> Supplied data:
---

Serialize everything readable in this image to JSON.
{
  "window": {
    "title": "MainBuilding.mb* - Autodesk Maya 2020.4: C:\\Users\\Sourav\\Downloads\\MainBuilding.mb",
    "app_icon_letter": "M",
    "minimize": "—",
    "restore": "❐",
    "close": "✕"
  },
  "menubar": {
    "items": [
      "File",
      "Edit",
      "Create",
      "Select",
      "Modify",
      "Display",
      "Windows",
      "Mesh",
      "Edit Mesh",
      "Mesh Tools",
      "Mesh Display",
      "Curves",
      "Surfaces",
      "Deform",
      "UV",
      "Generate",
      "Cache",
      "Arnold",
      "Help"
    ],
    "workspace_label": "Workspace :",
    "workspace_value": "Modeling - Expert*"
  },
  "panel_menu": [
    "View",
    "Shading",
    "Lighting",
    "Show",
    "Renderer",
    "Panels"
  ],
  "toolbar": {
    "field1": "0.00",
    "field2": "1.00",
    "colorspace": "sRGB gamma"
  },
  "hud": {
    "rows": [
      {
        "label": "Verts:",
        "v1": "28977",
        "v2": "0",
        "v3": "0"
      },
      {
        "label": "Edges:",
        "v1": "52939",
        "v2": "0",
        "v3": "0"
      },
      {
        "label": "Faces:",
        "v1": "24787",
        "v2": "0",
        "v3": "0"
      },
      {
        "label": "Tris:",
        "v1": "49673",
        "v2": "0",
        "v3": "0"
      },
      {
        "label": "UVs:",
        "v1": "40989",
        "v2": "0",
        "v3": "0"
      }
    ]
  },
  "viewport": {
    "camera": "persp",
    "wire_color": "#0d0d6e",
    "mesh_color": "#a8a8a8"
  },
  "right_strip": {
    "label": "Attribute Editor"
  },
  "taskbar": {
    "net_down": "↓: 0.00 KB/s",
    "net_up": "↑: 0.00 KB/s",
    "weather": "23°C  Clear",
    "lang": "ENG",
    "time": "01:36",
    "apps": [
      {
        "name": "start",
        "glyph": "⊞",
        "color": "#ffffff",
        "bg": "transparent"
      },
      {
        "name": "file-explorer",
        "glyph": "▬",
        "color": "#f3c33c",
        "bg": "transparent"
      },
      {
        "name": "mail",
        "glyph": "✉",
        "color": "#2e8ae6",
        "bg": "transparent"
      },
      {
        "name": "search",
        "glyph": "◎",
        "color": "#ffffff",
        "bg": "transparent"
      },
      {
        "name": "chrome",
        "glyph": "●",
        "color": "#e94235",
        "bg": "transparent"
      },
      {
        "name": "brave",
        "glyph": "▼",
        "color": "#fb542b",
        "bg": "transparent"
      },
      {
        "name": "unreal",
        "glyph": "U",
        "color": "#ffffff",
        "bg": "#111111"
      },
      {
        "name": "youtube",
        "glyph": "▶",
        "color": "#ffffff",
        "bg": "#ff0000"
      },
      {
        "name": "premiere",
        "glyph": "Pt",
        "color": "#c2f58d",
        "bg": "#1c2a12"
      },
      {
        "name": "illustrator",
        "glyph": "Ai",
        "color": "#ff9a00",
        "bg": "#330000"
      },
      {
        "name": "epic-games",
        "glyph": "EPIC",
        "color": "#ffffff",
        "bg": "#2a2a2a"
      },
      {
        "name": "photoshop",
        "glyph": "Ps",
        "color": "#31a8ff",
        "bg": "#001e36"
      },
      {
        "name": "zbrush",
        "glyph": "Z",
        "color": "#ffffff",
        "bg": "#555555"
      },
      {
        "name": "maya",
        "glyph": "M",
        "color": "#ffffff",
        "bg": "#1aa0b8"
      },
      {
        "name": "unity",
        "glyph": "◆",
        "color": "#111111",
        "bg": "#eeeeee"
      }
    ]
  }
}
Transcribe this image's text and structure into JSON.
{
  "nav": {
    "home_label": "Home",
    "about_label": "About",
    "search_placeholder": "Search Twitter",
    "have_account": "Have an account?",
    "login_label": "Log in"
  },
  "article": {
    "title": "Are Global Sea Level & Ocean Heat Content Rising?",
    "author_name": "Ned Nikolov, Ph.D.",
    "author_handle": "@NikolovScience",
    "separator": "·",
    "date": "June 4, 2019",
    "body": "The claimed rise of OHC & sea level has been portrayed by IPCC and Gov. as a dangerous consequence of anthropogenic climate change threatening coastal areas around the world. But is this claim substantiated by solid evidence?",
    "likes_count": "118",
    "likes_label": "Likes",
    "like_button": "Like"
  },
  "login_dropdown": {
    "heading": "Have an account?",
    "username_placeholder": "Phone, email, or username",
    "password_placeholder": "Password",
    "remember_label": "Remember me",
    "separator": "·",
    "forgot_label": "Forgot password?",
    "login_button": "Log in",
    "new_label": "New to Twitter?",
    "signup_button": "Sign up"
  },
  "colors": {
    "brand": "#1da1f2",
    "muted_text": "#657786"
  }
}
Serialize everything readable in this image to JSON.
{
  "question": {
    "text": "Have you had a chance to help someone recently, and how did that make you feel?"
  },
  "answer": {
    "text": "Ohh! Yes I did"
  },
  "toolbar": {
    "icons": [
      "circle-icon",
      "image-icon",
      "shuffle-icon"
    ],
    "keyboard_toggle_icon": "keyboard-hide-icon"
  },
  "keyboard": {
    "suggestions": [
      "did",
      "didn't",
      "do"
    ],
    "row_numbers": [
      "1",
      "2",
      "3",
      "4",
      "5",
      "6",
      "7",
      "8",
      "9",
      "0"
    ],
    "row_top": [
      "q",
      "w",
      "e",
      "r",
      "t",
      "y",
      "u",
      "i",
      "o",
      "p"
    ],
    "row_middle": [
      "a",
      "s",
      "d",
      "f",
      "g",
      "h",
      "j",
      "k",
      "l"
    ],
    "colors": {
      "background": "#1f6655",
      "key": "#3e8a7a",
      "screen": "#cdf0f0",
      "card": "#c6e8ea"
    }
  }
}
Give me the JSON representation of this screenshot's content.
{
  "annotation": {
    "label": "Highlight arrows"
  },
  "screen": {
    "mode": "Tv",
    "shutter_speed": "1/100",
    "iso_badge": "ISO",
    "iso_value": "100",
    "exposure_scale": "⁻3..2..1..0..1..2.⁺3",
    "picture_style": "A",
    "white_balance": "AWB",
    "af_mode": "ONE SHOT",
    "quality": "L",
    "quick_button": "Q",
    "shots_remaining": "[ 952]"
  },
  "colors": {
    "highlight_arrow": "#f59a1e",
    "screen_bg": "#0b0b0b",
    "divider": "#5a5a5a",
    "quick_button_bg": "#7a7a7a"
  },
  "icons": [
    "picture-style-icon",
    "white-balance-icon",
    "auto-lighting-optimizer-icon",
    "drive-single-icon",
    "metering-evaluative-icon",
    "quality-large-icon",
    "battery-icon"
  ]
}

---

> Problem details: Of the lines in this listing, report how many contain the string "account", and give the number only.

> Written response: 2